Do this:
Present the following entries again, word for word and in full.

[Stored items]
====================

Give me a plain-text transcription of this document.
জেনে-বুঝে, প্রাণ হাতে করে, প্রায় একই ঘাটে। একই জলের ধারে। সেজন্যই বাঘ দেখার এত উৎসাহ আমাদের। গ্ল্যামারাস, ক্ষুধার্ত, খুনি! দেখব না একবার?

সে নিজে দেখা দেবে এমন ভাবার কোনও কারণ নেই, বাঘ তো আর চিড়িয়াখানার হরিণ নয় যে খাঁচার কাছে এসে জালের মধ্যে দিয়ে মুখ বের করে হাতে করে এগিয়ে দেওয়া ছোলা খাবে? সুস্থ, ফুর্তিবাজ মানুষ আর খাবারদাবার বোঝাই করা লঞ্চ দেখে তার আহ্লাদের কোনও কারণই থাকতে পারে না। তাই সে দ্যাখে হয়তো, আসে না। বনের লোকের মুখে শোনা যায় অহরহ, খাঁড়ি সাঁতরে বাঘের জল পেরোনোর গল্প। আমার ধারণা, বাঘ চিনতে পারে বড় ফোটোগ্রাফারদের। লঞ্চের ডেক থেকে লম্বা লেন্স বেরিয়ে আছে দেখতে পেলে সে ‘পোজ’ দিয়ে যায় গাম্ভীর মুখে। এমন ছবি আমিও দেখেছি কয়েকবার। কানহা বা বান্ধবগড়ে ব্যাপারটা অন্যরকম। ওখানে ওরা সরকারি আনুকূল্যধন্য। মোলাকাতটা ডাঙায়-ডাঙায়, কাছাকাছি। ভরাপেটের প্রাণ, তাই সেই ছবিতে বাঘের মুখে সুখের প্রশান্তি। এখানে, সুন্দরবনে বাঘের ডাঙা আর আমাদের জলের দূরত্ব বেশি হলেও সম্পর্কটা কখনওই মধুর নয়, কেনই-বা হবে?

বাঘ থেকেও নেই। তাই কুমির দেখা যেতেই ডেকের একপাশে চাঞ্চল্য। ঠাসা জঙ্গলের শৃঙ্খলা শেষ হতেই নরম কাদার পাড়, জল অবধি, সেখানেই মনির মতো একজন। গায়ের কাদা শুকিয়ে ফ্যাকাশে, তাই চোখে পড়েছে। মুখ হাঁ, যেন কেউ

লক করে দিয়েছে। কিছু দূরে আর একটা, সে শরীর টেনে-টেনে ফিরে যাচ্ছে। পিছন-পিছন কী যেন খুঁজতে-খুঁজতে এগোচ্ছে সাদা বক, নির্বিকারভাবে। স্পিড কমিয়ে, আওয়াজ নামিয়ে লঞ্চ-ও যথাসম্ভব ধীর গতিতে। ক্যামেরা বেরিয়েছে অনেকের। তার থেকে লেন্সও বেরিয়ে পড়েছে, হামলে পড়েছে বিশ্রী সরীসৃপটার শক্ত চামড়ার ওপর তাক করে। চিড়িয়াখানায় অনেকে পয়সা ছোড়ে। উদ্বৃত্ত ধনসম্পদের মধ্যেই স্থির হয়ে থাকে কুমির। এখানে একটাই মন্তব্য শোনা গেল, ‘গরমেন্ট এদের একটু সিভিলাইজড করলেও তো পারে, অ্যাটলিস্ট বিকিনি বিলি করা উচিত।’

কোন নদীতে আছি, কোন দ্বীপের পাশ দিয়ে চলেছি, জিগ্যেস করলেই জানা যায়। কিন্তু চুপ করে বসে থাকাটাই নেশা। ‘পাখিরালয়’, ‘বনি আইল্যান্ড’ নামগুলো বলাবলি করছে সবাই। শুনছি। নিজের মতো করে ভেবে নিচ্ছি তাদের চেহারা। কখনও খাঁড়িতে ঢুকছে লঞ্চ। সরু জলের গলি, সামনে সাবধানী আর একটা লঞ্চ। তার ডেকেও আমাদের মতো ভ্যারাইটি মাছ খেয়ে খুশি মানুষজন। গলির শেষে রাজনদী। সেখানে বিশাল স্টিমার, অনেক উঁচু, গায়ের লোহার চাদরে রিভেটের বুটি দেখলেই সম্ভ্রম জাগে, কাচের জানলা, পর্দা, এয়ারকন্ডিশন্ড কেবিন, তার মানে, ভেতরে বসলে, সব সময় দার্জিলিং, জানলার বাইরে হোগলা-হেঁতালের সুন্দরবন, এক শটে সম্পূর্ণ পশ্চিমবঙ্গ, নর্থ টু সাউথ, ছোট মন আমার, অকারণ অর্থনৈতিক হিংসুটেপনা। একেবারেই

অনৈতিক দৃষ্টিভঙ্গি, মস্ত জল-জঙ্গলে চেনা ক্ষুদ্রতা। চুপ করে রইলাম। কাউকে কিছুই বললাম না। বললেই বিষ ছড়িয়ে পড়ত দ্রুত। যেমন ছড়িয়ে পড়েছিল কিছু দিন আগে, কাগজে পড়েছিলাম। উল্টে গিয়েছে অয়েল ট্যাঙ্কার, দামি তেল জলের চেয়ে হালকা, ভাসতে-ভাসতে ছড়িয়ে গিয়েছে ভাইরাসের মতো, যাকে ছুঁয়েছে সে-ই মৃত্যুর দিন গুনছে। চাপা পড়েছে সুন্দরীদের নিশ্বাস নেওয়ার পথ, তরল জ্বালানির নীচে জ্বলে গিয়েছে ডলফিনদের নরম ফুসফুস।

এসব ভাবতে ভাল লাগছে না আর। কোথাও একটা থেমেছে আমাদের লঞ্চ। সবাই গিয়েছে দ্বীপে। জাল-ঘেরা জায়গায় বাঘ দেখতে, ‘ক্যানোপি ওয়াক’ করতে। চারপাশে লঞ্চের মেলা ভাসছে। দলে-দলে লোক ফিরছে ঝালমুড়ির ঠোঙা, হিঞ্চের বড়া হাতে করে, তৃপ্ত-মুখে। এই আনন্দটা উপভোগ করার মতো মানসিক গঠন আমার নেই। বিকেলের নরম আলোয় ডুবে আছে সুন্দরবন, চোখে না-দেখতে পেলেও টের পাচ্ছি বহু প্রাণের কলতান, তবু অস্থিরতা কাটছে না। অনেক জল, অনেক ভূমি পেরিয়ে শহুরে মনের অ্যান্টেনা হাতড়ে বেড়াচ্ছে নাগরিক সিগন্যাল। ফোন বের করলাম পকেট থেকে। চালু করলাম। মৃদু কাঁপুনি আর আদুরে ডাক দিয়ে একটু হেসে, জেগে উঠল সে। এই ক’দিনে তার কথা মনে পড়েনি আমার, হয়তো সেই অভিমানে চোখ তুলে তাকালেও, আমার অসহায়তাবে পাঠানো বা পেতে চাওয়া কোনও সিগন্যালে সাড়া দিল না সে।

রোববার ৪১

====================

Response:
Give me a plain-text transcription of this document.
জেনে-বুঝে, প্রাণ হাতে করে, প্রায় একই ঘাটে। একই জলের ধারে। সেজন্যই বাঘ দেখার এত উৎসাহ আমাদের। গ্ল্যামারাস, ক্ষুধার্ত, খুনি! দেখব না একবার?

সে নিজে দেখা দেবে এমন ভাবার কোনও কারণ নেই, বাঘ তো আর চিড়িয়াখানার হরিণ নয় যে খাঁচার কাছে এসে জালের মধ্যে দিয়ে মুখ বের করে হাতে করে এগিয়ে দেওয়া ছোলা খাবে? সুস্থ, ফুর্তিবাজ মানুষ আর খাবারদাবার বোঝাই করা লঞ্চ দেখে তার আহ্লাদের কোনও কারণই থাকতে পারে না। তাই সে দ্যাখে হয়তো, আসে না। বনের লোকের মুখে শোনা যায় অহরহ, খাঁড়ি সাঁতরে বাঘের জল পেরোনোর গল্প। আমার ধারণা, বাঘ চিনতে পারে বড় ফোটোগ্রাফারদের। লঞ্চের ডেক থেকে লম্বা লেন্স বেরিয়ে আছে দেখতে পেলে সে ‘পোজ’ দিয়ে যায় গাম্ভীর মুখে। এমন ছবি আমিও দেখেছি কয়েকবার। কানহা বা বান্ধবগড়ে ব্যাপারটা অন্যরকম। ওখানে ওরা সরকারি আনুকূল্যধন্য। মোলাকাতটা ডাঙায়-ডাঙায়, কাছাকাছি। ভরাপেটের প্রাণ, তাই সেই ছবিতে বাঘের মুখে সুখের প্রশান্তি। এখানে, সুন্দরবনে বাঘের ডাঙা আর আমাদের জলের দূরত্ব বেশি হলেও সম্পর্কটা কখনওই মধুর নয়, কেনই-বা হবে?

বাঘ থেকেও নেই। তাই কুমির দেখা যেতেই ডেকের একপাশে চাঞ্চল্য। ঠাসা জঙ্গলের শৃঙ্খলা শেষ হতেই নরম কাদার পাড়, জল অবধি, সেখানেই মনির মতো একজন। গায়ের কাদা শুকিয়ে ফ্যাকাশে, তাই চোখে পড়েছে। মুখ হাঁ, যেন কেউ

লক করে দিয়েছে। কিছু দূরে আর একটা, সে শরীর টেনে-টেনে ফিরে যাচ্ছে। পিছন-পিছন কী যেন খুঁজতে-খুঁজতে এগোচ্ছে সাদা বক, নির্বিকারভাবে। স্পিড কমিয়ে, আওয়াজ নামিয়ে লঞ্চ-ও যথাসম্ভব ধীর গতিতে। ক্যামেরা বেরিয়েছে অনেকের। তার থেকে লেন্সও বেরিয়ে পড়েছে, হামলে পড়েছে বিশ্রী সরীসৃপটার শক্ত চামড়ার ওপর তাক করে। চিড়িয়াখানায় অনেকে পয়সা ছোড়ে। উদ্বৃত্ত ধনসম্পদের মধ্যেই স্থির হয়ে থাকে কুমির। এখানে একটাই মন্তব্য শোনা গেল, ‘গরমেন্ট এদের একটু সিভিলাইজড করলেও তো পারে, অ্যাটলিস্ট বিকিনি বিলি করা উচিত।’

কোন নদীতে আছি, কোন দ্বীপের পাশ দিয়ে চলেছি, জিগ্যেস করলেই জানা যায়। কিন্তু চুপ করে বসে থাকাটাই নেশা। ‘পাখিরালয়’, ‘বনি আইল্যান্ড’ নামগুলো বলাবলি করছে সবাই। শুনছি। নিজের মতো করে ভেবে নিচ্ছি তাদের চেহারা। কখনও খাঁড়িতে ঢুকছে লঞ্চ। সরু জলের গলি, সামনে সাবধানী আর একটা লঞ্চ। তার ডেকেও আমাদের মতো ভ্যারাইটি মাছ খেয়ে খুশি মানুষজন। গলির শেষে রাজনদী। সেখানে বিশাল স্টিমার, অনেক উঁচু, গায়ের লোহার চাদরে রিভেটের বুটি দেখলেই সম্ভ্রম জাগে, কাচের জানলা, পর্দা, এয়ারকন্ডিশন্ড কেবিন, তার মানে, ভেতরে বসলে, সব সময় দার্জিলিং, জানলার বাইরে হোগলা-হেঁতালের সুন্দরবন, এক শটে সম্পূর্ণ পশ্চিমবঙ্গ, নর্থ টু সাউথ, ছোট মন আমার, অকারণ অর্থনৈতিক হিংসুটেপনা। একেবারেই

অনৈতিক দৃষ্টিভঙ্গি, মস্ত জল-জঙ্গলে চেনা ক্ষুদ্রতা। চুপ করে রইলাম। কাউকে কিছুই বললাম না। বললেই বিষ ছড়িয়ে পড়ত দ্রুত। যেমন ছড়িয়ে পড়েছিল কিছু দিন আগে, কাগজে পড়েছিলাম। উল্টে গিয়েছে অয়েল ট্যাঙ্কার, দামি তেল জলের চেয়ে হালকা, ভাসতে-ভাসতে ছড়িয়ে গিয়েছে ভাইরাসের মতো, যাকে ছুঁয়েছে সে-ই মৃত্যুর দিন গুনছে। চাপা পড়েছে সুন্দরীদের নিশ্বাস নেওয়ার পথ, তরল জ্বালানির নীচে জ্বলে গিয়েছে ডলফিনদের নরম ফুসফুস।

এসব ভাবতে ভাল লাগছে না আর। কোথাও একটা থেমেছে আমাদের লঞ্চ। সবাই গিয়েছে দ্বীপে। জাল-ঘেরা জায়গায় বাঘ দেখতে, ‘ক্যানোপি ওয়াক’ করতে। চারপাশে লঞ্চের মেলা ভাসছে। দলে-দলে লোক ফিরছে ঝালমুড়ির ঠোঙা, হিঞ্চের বড়া হাতে করে, তৃপ্ত-মুখে। এই আনন্দটা উপভোগ করার মতো মানসিক গঠন আমার নেই। বিকেলের নরম আলোয় ডুবে আছে সুন্দরবন, চোখে না-দেখতে পেলেও টের পাচ্ছি বহু প্রাণের কলতান, তবু অস্থিরতা কাটছে না। অনেক জল, অনেক ভূমি পেরিয়ে শহুরে মনের অ্যান্টেনা হাতড়ে বেড়াচ্ছে নাগরিক সিগন্যাল। ফোন বের করলাম পকেট থেকে। চালু করলাম। মৃদু কাঁপুনি আর আদুরে ডাক দিয়ে একটু হেসে, জেগে উঠল সে। এই ক’দিনে তার কথা মনে পড়েনি আমার, হয়তো সেই অভিমানে চোখ তুলে তাকালেও, আমার অসহায়তাবে পাঠানো বা পেতে চাওয়া কোনও সিগন্যালে সাড়া দিল না সে।

রোববার ৪১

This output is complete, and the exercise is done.